Exercise task: Find the string "before" in the records. Copy every line it appears in.
-------- Stored rows --------
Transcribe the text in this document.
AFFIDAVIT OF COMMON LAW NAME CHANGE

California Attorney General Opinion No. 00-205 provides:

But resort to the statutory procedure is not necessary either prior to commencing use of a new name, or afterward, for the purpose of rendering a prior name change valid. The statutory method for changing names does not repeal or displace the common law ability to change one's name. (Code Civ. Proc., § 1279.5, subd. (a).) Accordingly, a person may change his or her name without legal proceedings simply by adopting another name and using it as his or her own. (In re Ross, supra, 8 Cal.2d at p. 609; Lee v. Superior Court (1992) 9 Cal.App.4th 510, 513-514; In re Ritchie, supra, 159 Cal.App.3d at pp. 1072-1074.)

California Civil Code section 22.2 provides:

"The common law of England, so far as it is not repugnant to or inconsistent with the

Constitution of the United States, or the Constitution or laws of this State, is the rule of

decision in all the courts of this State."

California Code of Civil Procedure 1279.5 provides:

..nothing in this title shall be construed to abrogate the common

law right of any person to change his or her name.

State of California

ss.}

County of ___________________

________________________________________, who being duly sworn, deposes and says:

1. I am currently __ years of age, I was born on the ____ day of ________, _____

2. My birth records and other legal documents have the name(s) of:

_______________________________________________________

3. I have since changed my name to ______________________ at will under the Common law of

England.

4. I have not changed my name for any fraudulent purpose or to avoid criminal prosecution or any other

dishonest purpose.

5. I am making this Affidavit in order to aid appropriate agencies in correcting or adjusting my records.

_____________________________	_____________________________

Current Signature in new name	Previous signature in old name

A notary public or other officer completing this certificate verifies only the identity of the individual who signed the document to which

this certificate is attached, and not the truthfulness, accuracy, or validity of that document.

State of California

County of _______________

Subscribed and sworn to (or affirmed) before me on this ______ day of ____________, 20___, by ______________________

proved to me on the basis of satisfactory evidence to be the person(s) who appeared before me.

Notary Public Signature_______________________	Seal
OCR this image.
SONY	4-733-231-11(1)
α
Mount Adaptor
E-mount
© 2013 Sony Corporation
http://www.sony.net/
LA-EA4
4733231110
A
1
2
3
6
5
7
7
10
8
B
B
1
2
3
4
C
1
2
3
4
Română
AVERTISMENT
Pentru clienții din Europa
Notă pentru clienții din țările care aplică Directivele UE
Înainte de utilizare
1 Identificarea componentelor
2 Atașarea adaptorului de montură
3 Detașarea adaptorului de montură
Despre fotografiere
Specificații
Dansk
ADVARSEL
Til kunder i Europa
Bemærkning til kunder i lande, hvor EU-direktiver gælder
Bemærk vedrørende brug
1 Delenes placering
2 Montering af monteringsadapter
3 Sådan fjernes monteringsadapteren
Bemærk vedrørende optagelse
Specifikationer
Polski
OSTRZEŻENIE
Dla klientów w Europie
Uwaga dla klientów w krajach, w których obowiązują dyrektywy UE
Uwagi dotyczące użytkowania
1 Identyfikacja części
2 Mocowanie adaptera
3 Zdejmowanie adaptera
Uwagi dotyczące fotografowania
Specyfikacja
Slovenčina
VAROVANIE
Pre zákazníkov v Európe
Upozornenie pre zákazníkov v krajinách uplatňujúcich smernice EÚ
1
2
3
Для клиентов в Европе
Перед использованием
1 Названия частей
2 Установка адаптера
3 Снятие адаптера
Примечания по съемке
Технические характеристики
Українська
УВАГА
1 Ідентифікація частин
--------
Exercise result:
Subscribed and sworn to (or affirmed) before me on this ______ day of ____________, 20___, by ______________________
proved to me on the basis of satisfactory evidence to be the person(s) who appeared before me.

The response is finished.